» Directions
Scan the entries below and extract each line with the word "Reserved" in it.

☆ ☆ ☆ ☆ ☆

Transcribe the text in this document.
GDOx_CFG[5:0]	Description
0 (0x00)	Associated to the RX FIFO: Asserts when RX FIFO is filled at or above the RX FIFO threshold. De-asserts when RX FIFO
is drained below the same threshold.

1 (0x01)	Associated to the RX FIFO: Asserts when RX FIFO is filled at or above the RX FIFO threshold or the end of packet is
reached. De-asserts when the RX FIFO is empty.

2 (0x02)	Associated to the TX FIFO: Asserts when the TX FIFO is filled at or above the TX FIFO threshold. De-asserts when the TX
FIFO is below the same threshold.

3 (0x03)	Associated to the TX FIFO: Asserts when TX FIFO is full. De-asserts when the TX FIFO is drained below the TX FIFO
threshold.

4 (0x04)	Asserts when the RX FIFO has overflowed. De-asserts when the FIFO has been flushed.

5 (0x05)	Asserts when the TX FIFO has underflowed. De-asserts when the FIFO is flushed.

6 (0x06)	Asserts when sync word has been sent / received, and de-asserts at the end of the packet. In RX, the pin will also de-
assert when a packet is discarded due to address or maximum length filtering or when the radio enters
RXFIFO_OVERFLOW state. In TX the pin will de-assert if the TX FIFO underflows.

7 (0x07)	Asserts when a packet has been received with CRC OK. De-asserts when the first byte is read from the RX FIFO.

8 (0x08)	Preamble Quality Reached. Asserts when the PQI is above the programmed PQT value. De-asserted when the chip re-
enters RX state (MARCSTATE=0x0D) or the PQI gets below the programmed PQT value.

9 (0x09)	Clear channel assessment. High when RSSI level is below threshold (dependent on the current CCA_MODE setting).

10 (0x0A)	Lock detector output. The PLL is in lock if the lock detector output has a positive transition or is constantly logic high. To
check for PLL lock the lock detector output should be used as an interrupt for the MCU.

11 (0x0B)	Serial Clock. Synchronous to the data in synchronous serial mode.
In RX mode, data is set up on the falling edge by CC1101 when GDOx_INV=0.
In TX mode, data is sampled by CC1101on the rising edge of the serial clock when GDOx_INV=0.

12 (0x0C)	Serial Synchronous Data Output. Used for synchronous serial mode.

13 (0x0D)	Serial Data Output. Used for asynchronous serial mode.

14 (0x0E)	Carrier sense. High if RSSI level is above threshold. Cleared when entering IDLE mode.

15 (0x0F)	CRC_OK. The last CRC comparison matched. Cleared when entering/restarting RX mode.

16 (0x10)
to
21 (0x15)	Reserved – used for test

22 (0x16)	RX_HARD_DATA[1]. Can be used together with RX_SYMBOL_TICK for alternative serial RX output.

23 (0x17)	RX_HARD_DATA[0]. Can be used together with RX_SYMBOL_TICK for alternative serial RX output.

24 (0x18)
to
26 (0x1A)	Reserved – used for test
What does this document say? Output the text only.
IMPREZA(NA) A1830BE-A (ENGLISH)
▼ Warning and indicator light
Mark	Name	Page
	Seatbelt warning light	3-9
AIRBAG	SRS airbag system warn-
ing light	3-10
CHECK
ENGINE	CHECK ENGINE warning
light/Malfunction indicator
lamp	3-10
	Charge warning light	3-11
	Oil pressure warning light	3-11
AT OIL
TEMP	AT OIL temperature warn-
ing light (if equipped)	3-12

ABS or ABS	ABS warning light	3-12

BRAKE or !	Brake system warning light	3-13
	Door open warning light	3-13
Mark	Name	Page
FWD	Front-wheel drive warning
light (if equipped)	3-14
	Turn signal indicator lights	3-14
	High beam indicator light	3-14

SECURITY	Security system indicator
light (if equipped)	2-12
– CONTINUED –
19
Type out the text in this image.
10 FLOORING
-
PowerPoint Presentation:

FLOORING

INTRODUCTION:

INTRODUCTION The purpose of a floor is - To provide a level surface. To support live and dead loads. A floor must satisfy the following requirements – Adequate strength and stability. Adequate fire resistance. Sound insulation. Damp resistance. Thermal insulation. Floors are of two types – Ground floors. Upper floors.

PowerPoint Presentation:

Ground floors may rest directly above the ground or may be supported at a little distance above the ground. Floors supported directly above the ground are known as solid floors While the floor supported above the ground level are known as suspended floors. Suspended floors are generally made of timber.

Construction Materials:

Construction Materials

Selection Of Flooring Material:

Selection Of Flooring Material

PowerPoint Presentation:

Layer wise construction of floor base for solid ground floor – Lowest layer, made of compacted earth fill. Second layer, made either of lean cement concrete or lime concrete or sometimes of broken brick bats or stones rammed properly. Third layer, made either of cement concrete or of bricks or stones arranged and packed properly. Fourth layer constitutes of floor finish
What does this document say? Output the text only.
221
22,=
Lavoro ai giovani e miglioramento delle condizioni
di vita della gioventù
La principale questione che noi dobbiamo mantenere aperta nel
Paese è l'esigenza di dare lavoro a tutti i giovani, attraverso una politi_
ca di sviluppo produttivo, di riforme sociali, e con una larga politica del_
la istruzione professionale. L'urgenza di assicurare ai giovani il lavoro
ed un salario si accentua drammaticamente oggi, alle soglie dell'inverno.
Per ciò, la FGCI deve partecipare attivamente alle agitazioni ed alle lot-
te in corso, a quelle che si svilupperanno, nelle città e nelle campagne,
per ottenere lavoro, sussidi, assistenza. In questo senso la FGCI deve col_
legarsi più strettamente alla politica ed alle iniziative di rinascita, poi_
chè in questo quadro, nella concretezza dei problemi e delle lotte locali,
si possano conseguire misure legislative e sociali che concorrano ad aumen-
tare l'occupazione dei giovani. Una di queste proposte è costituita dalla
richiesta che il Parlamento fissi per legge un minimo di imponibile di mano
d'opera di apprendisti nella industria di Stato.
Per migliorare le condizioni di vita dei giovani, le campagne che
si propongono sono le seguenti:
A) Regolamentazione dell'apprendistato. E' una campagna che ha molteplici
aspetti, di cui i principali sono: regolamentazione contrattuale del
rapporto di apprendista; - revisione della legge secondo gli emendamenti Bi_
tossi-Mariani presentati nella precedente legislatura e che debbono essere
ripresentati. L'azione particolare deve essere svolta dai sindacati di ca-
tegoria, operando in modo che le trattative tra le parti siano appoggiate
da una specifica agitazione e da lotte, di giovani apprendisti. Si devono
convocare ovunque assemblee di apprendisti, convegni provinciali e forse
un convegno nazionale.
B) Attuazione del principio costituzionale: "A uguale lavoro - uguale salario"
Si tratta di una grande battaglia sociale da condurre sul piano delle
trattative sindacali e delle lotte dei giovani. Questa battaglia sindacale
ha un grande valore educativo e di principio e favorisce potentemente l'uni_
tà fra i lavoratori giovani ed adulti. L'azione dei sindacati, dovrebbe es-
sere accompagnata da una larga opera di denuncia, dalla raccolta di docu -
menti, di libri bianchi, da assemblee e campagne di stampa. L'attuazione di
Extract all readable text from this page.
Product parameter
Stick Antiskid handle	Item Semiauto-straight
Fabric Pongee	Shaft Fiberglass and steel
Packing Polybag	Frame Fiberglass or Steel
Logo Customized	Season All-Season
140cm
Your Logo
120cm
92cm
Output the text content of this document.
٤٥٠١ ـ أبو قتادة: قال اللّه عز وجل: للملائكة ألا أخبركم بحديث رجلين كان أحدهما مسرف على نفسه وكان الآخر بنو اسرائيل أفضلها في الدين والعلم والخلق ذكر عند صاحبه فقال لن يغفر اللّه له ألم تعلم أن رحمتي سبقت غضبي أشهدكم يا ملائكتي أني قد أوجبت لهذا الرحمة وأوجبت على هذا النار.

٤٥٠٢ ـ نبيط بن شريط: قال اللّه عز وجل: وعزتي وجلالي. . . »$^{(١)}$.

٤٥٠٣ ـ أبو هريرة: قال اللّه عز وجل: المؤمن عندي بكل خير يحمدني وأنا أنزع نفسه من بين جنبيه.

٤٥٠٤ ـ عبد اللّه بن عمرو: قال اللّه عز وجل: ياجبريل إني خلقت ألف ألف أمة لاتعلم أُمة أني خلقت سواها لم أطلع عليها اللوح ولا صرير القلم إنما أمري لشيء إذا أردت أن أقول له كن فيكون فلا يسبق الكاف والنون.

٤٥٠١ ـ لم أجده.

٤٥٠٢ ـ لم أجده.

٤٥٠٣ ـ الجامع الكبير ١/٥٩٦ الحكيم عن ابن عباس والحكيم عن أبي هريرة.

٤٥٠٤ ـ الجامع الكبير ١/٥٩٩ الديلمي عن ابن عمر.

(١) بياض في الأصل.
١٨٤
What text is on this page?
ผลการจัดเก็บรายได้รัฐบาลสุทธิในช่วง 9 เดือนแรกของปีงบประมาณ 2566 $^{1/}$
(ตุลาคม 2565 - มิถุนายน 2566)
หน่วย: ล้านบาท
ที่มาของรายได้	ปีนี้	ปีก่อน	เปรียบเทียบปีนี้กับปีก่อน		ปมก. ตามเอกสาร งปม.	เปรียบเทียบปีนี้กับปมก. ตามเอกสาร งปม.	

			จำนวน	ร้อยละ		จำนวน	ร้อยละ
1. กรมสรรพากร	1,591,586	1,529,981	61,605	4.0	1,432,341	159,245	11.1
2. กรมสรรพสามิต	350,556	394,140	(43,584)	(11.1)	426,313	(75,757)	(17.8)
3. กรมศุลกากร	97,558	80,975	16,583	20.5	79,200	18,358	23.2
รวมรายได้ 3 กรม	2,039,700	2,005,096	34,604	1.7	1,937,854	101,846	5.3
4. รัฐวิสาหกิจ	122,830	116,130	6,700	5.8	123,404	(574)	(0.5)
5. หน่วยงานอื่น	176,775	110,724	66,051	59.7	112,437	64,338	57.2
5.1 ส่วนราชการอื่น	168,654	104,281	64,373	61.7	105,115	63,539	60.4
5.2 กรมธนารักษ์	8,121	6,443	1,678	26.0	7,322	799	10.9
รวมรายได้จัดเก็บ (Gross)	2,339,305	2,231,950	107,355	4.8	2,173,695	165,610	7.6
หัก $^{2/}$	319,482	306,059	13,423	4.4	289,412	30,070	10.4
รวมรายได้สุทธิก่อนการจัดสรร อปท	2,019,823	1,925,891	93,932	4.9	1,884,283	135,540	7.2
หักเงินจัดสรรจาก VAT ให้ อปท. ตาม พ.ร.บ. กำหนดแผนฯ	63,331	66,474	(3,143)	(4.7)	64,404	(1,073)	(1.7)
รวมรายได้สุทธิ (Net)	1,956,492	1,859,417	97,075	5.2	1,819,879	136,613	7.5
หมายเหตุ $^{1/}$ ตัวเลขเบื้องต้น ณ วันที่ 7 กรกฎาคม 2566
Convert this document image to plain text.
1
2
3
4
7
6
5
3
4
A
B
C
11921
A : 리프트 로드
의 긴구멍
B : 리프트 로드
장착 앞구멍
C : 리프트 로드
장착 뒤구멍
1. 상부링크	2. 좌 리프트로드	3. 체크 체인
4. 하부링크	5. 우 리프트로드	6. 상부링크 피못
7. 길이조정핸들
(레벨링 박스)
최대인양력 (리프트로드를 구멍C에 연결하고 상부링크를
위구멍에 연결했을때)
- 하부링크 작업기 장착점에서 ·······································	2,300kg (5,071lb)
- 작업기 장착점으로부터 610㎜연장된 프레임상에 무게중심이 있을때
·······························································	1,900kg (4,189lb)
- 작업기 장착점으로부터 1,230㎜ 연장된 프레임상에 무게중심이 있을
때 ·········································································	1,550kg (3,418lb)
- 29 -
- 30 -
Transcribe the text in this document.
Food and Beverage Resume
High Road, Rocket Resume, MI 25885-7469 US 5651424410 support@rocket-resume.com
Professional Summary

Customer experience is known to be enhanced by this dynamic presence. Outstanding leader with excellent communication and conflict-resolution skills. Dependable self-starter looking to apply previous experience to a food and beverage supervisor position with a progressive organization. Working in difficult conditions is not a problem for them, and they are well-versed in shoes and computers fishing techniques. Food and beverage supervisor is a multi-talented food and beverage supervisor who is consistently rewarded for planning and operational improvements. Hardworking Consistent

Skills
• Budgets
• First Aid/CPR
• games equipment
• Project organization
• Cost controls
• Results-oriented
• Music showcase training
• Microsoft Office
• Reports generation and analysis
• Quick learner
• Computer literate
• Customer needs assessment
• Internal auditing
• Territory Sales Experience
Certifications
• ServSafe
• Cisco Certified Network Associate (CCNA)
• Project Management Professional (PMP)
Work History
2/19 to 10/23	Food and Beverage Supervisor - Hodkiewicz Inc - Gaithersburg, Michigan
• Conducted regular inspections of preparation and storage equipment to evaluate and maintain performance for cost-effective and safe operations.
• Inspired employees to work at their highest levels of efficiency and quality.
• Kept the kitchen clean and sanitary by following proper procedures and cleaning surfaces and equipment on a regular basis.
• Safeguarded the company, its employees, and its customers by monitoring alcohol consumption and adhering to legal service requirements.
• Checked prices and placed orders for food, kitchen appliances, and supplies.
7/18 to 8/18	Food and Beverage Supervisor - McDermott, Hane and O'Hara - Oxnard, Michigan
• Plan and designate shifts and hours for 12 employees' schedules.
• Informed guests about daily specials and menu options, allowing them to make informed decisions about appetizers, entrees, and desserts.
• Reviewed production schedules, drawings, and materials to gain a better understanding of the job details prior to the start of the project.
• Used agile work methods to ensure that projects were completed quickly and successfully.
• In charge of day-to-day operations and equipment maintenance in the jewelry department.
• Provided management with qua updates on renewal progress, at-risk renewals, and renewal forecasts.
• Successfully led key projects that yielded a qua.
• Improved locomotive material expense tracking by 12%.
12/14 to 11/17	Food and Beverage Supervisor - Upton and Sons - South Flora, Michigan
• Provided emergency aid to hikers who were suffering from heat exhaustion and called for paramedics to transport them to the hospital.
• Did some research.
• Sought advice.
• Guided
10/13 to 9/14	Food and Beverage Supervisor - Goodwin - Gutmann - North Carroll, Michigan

☆ ☆ ☆ ☆ ☆

» Task output
21 (0x15)	Reserved – used for test
26 (0x1A)	Reserved – used for test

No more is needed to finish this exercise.